◆ Brief
In the entries that follow, find the word "Daughter" and report each line it is on.

== == ==

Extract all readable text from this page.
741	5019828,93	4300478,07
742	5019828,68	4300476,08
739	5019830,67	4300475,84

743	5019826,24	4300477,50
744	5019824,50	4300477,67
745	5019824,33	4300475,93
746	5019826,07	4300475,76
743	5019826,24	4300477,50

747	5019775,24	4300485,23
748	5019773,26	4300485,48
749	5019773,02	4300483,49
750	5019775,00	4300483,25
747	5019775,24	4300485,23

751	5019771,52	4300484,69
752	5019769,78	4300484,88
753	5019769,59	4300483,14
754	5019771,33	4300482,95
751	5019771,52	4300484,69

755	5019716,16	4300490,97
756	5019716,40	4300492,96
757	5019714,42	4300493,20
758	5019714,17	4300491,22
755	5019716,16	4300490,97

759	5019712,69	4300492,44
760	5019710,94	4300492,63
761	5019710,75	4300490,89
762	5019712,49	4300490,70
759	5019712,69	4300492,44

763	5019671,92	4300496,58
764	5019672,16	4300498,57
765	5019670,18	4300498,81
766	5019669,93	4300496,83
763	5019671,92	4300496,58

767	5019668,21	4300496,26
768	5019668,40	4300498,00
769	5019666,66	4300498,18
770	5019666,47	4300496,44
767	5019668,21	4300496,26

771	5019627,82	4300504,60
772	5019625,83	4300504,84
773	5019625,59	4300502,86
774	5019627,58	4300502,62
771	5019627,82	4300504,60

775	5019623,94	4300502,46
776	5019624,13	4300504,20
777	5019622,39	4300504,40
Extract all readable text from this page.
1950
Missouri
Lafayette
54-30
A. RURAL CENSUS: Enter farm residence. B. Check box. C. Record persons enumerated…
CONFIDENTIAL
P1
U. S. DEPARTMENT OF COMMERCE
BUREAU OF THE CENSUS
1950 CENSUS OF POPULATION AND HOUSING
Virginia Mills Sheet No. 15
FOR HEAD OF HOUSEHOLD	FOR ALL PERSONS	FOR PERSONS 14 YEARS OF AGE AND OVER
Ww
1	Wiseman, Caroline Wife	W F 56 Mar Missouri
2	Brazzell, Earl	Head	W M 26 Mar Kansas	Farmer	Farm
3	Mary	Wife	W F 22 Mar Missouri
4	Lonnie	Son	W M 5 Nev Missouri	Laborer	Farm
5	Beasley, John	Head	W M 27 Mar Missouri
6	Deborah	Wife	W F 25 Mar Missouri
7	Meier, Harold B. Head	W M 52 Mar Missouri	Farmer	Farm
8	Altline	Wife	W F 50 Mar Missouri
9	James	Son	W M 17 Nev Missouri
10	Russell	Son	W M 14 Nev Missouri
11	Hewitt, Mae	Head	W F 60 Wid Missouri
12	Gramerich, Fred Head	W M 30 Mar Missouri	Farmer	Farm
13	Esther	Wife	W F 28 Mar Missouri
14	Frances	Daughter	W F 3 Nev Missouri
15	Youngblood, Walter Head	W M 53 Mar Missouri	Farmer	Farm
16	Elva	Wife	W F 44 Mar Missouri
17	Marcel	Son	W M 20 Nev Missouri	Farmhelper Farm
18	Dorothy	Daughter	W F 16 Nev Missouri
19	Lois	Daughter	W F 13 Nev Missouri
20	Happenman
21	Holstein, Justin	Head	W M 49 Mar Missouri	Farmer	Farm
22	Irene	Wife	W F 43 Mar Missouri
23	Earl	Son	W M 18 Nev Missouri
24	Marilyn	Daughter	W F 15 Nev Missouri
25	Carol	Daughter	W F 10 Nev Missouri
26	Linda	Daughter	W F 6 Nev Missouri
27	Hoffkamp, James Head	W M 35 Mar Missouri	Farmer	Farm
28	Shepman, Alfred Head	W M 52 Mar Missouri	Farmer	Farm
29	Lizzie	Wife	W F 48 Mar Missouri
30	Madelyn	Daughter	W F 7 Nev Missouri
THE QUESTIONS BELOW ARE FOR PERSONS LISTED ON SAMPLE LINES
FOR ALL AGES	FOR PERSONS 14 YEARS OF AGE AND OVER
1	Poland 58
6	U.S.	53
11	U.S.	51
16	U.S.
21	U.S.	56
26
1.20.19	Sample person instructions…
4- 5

== == ==

◆ Response to the exercise
14	Frances	Daughter	W F 3 Nev Missouri
18	Dorothy	Daughter	W F 16 Nev Missouri
19	Lois	Daughter	W F 13 Nev Missouri
24	Marilyn	Daughter	W F 15 Nev Missouri
25	Carol	Daughter	W F 10 Nev Missouri
26	Linda	Daughter	W F 6 Nev Missouri
30	Madelyn	Daughter	W F 7 Nev Missouri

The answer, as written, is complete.